Return all of the entries exactly, with nothing added or left out.

Provided data:
* BEGIN *
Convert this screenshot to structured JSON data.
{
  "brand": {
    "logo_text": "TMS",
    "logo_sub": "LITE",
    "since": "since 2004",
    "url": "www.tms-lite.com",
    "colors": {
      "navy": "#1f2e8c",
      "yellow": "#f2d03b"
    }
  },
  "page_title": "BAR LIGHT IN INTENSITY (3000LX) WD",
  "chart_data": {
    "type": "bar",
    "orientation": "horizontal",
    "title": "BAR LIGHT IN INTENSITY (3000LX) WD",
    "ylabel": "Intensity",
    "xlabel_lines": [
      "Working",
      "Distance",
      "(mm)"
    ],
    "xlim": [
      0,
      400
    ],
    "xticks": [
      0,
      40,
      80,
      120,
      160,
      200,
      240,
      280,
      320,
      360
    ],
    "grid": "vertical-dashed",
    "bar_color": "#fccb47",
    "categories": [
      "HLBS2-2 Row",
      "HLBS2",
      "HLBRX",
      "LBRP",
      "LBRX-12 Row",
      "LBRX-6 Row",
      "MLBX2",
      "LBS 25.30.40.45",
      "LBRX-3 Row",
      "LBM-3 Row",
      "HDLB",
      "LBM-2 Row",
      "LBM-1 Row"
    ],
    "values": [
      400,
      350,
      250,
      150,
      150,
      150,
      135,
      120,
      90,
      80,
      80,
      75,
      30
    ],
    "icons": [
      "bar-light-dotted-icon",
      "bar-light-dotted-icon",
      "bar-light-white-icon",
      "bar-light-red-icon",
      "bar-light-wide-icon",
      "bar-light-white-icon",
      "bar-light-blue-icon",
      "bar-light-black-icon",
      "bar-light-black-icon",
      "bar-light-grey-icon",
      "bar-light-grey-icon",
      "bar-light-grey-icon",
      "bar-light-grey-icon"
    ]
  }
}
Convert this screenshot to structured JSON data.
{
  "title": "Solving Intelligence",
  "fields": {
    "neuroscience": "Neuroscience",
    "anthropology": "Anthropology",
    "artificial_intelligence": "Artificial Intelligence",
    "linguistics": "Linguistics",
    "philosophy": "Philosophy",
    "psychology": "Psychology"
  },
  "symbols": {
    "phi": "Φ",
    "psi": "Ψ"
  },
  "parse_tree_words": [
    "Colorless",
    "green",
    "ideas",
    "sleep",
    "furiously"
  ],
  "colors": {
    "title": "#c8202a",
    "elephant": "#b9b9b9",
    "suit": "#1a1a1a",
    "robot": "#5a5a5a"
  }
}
* END *
Final result:
Convert this screenshot to structured JSON data.
{
  "brand": {
    "logo_text": "TMS",
    "logo_sub": "LITE",
    "since": "since 2004",
    "url": "www.tms-lite.com",
    "colors": {
      "navy": "#1f2e8c",
      "yellow": "#f2d03b"
    }
  },
  "page_title": "BAR LIGHT IN INTENSITY (3000LX) WD",
  "chart_data": {
    "type": "bar",
    "orientation": "horizontal",
    "title": "BAR LIGHT IN INTENSITY (3000LX) WD",
    "ylabel": "Intensity",
    "xlabel_lines": [
      "Working",
      "Distance",
      "(mm)"
    ],
    "xlim": [
      0,
      400
    ],
    "xticks": [
      0,
      40,
      80,
      120,
      160,
      200,
      240,
      280,
      320,
      360
    ],
    "grid": "vertical-dashed",
    "bar_color": "#fccb47",
    "categories": [
      "HLBS2-2 Row",
      "HLBS2",
      "HLBRX",
      "LBRP",
      "LBRX-12 Row",
      "LBRX-6 Row",
      "MLBX2",
      "LBS 25.30.40.45",
      "LBRX-3 Row",
      "LBM-3 Row",
      "HDLB",
      "LBM-2 Row",
      "LBM-1 Row"
    ],
    "values": [
      400,
      350,
      250,
      150,
      150,
      150,
      135,
      120,
      90,
      80,
      80,
      75,
      30
    ],
    "icons": [
      "bar-light-dotted-icon",
      "bar-light-dotted-icon",
      "bar-light-white-icon",
      "bar-light-red-icon",
      "bar-light-wide-icon",
      "bar-light-white-icon",
      "bar-light-blue-icon",
      "bar-light-black-icon",
      "bar-light-black-icon",
      "bar-light-grey-icon",
      "bar-light-grey-icon",
      "bar-light-grey-icon",
      "bar-light-grey-icon"
    ]
  }
}
Convert this screenshot to structured JSON data.
{
  "title": "Solving Intelligence",
  "fields": {
    "neuroscience": "Neuroscience",
    "anthropology": "Anthropology",
    "artificial_intelligence": "Artificial Intelligence",
    "linguistics": "Linguistics",
    "philosophy": "Philosophy",
    "psychology": "Psychology"
  },
  "symbols": {
    "phi": "Φ",
    "psi": "Ψ"
  },
  "parse_tree_words": [
    "Colorless",
    "green",
    "ideas",
    "sleep",
    "furiously"
  ],
  "colors": {
    "title": "#c8202a",
    "elephant": "#b9b9b9",
    "suit": "#1a1a1a",
    "robot": "#5a5a5a"
  }
}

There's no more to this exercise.